Goal: Reproduce the listing below without any change.

# Records to process start

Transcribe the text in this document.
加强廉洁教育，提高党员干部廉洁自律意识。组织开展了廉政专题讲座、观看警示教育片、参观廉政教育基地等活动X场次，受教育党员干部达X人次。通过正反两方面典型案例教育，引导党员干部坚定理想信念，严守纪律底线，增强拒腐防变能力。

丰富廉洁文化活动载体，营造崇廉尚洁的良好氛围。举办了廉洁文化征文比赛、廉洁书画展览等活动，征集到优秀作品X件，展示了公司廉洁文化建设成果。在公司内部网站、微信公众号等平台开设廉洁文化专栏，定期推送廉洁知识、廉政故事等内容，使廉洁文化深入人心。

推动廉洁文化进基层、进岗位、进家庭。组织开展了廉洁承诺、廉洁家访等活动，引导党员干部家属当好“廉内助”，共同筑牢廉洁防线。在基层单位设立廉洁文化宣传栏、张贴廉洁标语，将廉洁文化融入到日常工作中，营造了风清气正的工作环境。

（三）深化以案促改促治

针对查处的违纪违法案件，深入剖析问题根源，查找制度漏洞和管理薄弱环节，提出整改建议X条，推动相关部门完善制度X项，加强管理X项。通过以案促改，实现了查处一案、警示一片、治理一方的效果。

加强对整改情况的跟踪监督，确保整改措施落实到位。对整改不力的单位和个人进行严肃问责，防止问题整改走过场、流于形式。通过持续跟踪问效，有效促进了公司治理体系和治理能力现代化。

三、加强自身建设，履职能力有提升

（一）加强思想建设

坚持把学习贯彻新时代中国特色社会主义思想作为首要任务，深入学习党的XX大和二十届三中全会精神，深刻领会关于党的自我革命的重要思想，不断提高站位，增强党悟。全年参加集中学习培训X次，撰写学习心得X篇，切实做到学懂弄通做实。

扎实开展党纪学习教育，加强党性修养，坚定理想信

# Records to process end

Complete answer:
Transcribe the text in this document.
加强廉洁教育，提高党员干部廉洁自律意识。组织开展了廉政专题讲座、观看警示教育片、参观廉政教育基地等活动X场次，受教育党员干部达X人次。通过正反两方面典型案例教育，引导党员干部坚定理想信念，严守纪律底线，增强拒腐防变能力。

丰富廉洁文化活动载体，营造崇廉尚洁的良好氛围。举办了廉洁文化征文比赛、廉洁书画展览等活动，征集到优秀作品X件，展示了公司廉洁文化建设成果。在公司内部网站、微信公众号等平台开设廉洁文化专栏，定期推送廉洁知识、廉政故事等内容，使廉洁文化深入人心。

推动廉洁文化进基层、进岗位、进家庭。组织开展了廉洁承诺、廉洁家访等活动，引导党员干部家属当好“廉内助”，共同筑牢廉洁防线。在基层单位设立廉洁文化宣传栏、张贴廉洁标语，将廉洁文化融入到日常工作中，营造了风清气正的工作环境。

（三）深化以案促改促治

针对查处的违纪违法案件，深入剖析问题根源，查找制度漏洞和管理薄弱环节，提出整改建议X条，推动相关部门完善制度X项，加强管理X项。通过以案促改，实现了查处一案、警示一片、治理一方的效果。

加强对整改情况的跟踪监督，确保整改措施落实到位。对整改不力的单位和个人进行严肃问责，防止问题整改走过场、流于形式。通过持续跟踪问效，有效促进了公司治理体系和治理能力现代化。

三、加强自身建设，履职能力有提升

（一）加强思想建设

坚持把学习贯彻新时代中国特色社会主义思想作为首要任务，深入学习党的XX大和二十届三中全会精神，深刻领会关于党的自我革命的重要思想，不断提高站位，增强党悟。全年参加集中学习培训X次，撰写学习心得X篇，切实做到学懂弄通做实。

扎实开展党纪学习教育，加强党性修养，坚定理想信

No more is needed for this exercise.